- **EXERCISE AIM**
Below are the records. Gather each line that holds "assistance".

Dataset entries:
-- begin --
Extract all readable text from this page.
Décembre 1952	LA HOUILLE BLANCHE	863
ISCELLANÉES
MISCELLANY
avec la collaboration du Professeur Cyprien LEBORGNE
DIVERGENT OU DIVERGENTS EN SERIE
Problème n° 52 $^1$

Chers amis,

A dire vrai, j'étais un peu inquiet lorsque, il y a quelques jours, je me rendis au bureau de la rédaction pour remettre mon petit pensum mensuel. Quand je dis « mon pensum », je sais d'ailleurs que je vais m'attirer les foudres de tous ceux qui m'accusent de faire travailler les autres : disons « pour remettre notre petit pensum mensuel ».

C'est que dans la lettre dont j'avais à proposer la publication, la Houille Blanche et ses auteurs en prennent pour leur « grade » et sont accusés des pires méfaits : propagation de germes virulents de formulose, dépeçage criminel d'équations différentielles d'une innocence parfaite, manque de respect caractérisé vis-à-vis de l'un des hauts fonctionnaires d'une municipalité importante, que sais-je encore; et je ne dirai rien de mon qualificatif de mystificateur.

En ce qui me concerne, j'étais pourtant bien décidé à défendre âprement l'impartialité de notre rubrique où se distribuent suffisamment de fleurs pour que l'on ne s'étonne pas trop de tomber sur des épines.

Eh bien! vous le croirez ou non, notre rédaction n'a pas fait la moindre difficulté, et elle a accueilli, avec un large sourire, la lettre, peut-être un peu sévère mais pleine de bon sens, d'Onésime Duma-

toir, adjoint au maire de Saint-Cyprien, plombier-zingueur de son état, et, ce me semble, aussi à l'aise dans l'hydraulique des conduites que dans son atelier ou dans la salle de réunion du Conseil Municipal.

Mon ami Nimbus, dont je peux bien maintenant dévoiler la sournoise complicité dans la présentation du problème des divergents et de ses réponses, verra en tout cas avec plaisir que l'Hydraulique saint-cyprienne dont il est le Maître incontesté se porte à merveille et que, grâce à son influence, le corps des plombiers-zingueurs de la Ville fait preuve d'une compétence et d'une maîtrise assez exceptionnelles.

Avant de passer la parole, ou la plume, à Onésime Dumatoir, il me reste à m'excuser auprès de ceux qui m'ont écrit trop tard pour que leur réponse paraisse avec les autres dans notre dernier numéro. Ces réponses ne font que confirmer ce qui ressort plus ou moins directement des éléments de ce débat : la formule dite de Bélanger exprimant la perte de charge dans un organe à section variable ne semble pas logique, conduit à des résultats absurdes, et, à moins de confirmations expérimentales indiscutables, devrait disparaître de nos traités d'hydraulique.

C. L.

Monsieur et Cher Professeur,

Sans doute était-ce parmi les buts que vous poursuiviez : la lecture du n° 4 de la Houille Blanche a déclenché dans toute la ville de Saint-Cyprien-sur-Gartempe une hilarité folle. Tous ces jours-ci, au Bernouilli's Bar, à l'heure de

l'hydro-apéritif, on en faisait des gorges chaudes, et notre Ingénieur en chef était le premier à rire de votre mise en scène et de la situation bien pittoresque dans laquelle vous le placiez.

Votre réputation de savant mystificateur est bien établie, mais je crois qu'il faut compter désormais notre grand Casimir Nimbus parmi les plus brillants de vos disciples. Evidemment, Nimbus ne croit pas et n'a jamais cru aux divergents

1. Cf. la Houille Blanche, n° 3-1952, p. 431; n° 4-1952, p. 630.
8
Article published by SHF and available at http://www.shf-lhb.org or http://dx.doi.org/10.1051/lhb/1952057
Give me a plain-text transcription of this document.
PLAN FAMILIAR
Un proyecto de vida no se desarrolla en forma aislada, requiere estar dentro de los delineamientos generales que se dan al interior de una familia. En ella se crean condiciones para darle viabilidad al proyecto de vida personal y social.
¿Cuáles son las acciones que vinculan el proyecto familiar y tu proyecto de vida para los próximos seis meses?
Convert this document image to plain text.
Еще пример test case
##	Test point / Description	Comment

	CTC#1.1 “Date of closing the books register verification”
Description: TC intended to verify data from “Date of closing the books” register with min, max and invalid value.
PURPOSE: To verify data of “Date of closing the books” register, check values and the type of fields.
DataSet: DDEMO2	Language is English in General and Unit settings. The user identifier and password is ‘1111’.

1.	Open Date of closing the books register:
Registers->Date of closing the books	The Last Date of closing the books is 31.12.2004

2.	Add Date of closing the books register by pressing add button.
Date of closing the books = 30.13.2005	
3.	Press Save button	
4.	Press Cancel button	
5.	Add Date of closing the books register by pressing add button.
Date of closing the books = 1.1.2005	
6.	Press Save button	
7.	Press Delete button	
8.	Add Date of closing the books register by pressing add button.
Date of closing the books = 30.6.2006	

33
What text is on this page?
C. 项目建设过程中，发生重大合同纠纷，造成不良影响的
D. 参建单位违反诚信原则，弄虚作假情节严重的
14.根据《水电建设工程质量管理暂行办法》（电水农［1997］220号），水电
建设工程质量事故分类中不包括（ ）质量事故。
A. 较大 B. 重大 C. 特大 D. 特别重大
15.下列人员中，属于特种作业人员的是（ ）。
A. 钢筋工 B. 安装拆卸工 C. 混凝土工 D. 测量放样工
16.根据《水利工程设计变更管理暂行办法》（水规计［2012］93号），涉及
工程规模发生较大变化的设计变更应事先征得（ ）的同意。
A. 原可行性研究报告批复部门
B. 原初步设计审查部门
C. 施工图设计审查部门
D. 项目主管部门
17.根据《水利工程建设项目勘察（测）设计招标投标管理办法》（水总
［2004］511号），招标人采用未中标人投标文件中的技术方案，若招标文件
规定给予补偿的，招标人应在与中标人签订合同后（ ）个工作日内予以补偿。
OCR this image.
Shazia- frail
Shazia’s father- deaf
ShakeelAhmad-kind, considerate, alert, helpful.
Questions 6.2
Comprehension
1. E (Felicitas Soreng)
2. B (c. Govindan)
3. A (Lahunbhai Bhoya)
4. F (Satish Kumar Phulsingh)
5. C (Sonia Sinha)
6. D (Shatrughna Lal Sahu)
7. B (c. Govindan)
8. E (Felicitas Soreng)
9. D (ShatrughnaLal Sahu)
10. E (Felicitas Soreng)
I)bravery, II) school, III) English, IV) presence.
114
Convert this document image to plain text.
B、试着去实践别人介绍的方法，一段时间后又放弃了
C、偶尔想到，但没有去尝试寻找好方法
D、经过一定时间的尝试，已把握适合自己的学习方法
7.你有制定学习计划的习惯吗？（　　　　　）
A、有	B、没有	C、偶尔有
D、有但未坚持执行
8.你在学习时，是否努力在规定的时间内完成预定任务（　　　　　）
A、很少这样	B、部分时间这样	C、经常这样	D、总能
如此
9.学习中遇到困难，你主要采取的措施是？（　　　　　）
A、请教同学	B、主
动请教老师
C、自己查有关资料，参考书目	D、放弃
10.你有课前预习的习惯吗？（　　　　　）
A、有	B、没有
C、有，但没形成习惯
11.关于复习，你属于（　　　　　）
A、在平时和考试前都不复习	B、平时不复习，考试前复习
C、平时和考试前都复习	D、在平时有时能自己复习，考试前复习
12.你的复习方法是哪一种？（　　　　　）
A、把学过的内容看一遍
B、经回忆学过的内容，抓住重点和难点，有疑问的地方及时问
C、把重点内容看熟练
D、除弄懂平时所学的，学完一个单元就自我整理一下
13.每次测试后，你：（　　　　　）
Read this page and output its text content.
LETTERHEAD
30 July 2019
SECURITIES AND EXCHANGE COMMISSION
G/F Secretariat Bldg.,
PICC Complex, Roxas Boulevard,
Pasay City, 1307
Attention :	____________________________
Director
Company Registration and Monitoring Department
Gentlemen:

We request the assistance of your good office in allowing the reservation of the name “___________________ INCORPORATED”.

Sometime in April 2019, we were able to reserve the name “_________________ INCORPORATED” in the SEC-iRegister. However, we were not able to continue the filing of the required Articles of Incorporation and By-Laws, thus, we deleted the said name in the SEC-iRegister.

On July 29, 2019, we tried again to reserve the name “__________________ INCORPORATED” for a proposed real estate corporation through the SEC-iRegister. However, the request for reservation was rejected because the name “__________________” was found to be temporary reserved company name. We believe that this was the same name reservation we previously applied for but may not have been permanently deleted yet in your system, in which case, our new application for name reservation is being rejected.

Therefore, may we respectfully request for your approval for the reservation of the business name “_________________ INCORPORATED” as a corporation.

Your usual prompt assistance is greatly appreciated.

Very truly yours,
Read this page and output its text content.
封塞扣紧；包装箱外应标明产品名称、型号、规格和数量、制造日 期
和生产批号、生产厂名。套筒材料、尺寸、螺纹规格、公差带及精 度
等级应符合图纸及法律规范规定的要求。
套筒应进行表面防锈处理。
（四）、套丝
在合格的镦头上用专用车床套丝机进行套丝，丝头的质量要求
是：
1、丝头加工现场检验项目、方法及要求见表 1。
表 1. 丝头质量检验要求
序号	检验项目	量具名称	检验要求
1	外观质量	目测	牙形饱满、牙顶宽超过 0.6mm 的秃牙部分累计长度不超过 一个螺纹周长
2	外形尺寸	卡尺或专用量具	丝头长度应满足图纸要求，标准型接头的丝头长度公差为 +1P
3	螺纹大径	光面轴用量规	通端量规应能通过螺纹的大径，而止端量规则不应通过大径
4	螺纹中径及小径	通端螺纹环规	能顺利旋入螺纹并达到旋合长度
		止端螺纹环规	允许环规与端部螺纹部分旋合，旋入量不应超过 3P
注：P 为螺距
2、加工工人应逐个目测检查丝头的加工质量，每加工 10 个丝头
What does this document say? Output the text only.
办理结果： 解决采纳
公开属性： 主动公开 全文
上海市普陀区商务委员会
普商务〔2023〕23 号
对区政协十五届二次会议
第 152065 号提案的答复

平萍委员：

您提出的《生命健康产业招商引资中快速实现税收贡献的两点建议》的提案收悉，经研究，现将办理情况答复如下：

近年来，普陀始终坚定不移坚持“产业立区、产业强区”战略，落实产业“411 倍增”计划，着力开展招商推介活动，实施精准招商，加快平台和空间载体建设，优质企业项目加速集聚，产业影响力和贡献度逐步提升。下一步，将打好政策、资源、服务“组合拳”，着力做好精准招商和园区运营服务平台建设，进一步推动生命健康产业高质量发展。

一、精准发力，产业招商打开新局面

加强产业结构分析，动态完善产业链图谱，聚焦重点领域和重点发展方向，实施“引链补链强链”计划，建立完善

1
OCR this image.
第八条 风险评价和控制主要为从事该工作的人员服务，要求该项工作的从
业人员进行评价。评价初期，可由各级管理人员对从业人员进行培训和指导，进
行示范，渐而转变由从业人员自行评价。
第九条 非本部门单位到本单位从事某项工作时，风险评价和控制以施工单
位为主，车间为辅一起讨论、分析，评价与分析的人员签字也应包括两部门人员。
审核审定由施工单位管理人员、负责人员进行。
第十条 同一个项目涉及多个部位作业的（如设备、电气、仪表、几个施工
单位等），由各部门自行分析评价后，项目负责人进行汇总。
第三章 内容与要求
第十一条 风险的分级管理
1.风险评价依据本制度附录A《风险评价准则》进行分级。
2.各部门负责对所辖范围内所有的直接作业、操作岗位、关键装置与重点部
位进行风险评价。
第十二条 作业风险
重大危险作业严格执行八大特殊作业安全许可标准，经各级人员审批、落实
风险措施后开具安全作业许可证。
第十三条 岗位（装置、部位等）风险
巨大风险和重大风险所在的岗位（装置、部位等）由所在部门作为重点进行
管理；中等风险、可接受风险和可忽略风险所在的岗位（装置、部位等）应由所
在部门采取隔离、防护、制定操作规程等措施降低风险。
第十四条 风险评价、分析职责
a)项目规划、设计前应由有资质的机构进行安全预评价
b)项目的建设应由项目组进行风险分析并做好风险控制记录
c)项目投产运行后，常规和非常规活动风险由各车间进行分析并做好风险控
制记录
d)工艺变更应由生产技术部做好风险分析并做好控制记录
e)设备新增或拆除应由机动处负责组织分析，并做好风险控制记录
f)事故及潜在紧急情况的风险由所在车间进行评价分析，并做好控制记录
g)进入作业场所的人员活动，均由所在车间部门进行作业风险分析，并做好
-- end --
- **WRITTEN SOLUTION**
We request the assistance of your good office in allowing the reservation of the name “___________________ INCORPORATED”.
Your usual prompt assistance is greatly appreciated.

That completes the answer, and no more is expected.